(Provided text)

I watched him make the Rasgullas not once but during each one of his trips to India. Yes, I must shamelessly confess that a part of his holiday time did go in making Rasgullas for us. I am so thankful for his indulgence. I observed, assisted and watched closely. I learnt that he did not drain the water completely from the paneer, that he kneaded the dough patiently for a long time and then took a little bit of it in between his palms and rolled them 'lightly' into a ball. He also dropped the balls quite gingerly into the syrup. And he seemed happiest when they were all gone in minutes.
And then finally one day I was brave enough to make them on my own. A couple of attempts and I think I have now got them near perfect. Maybe not as good as Dada (Uncle) but I am getting there.
Rasgulla
Preparation Time: 45 minutes( 30 minutes of kneading time), Serves: 6Ingredients
2 litres of full cream milk
Sugar: 1 cupSooji/Semolina: 2 tsp( 1 tsp for every litre of milk)
Vinegar: 2/3 tbsp.
Green Cardamom: 2/3
Method
- Boil the milk. Curdle it into chenna/paneer using the vinegar. Let it stand for about 5 minutes and then drain out the water. (You could add the whey to your dough for tastier rotis or parathas- I usually end up throwing it).

(End Provided text)
(Record set)

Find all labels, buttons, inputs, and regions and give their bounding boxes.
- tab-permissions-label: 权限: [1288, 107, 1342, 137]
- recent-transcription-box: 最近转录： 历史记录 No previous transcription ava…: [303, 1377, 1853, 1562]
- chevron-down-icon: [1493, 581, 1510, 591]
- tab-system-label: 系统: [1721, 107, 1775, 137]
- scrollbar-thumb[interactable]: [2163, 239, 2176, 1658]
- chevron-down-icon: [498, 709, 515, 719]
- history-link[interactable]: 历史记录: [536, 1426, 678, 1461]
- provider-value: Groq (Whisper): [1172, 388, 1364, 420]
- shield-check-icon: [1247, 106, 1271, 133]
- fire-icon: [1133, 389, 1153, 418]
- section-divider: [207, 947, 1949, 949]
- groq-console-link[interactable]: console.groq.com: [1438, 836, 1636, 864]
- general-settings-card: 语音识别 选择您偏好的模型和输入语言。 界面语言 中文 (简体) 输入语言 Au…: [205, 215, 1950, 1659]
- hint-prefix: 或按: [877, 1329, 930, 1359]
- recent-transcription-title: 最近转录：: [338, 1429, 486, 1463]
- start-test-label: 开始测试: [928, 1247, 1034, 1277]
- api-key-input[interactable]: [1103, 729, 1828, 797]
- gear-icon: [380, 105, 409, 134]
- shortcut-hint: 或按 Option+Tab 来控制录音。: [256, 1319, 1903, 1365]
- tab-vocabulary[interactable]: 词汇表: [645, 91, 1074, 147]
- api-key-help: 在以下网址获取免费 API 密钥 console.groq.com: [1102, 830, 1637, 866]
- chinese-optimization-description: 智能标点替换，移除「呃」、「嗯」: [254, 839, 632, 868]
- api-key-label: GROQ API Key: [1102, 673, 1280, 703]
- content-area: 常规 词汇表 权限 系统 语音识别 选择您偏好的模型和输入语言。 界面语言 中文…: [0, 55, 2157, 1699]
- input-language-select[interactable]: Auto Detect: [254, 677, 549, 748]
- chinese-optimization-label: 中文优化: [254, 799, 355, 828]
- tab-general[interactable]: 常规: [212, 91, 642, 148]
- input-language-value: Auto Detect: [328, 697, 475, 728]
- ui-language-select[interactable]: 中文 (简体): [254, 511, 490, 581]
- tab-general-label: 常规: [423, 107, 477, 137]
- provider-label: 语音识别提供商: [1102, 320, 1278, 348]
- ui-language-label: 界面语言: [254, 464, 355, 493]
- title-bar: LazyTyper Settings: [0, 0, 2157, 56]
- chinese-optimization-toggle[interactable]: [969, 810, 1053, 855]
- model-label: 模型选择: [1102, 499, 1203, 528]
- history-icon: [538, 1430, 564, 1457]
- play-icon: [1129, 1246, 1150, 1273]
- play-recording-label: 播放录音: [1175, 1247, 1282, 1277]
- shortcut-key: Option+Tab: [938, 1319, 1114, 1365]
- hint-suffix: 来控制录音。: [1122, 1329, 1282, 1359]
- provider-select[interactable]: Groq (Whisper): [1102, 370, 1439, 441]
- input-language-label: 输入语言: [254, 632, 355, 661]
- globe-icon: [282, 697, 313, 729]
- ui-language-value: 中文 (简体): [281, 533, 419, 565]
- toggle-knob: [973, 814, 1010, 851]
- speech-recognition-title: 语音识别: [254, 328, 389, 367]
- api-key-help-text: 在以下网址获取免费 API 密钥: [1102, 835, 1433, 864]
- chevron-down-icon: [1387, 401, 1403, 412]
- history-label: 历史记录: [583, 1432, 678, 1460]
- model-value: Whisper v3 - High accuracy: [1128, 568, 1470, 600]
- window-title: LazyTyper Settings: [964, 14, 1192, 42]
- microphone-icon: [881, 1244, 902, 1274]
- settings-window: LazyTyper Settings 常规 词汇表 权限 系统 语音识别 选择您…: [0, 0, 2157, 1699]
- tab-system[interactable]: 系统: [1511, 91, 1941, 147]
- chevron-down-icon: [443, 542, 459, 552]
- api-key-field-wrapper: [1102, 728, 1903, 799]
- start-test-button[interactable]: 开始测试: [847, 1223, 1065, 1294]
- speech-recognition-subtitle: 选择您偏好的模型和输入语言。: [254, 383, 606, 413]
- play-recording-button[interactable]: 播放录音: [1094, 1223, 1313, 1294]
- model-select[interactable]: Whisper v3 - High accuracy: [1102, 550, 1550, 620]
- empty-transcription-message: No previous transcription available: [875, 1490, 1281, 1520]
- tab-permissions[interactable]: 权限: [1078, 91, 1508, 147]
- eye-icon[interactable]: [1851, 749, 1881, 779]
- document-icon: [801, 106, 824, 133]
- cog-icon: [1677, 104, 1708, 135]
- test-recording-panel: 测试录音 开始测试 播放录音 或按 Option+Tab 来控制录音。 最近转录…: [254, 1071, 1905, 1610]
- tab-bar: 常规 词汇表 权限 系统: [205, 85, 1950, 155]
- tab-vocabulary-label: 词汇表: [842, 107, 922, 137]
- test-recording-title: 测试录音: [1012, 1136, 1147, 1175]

(End Record set)

### Tasks
1: In the rasgulla recipe, how much milk is needed?
2: Using the rasgulla recipe, explain why it calls for 2 teaspoons of semolina.
3: Resume the rasgulla recipe at the point where its method stops.

### Responses to the exercise
1: 2 litres of full cream milk.

2: The recipe uses 1 teaspoon of semolina for every litre of milk. Since it starts with 2 litres of milk, it needs 2 teaspoons.

3:
- Let a little bit of the water remain in the chenna/paneer (don't let it dry out too much) else the Rasgullas will turn out quite hard/chewy.
- Spread the chenna/paneer out on a plate and add the semolina/sooji to it.
- Mix them together and knead the dough. You should knead the dough for about 30 minutes. I watched TV(helped) as I sat there kneading. The more you knead the softer the Rasgulla as they swell up really well.
- Next take a bit of the dough and roll it between your palms to make them into little round balls. Two litres should get you about 30/40 Rasgullas. By this time your palms would be covered in a layer of oil- that means you are doing it right. Keep the balls aside.
- Make sugar syrup in a deep kadai or pressure cooker(minus the lid) by boiling 1 cup of sugar in about 4 cups of water. Add 2/3 green cardamom to the syrup.
- Drop the chenna/paneer balls into the syrup one by one(give them one final roll before you drop them as this helps retain the shape).
- Let them boil for about 15 minutes- they should have become at least three to four times of their original size.
- Switch off the gas and let the Rasgullas soak in the syrup.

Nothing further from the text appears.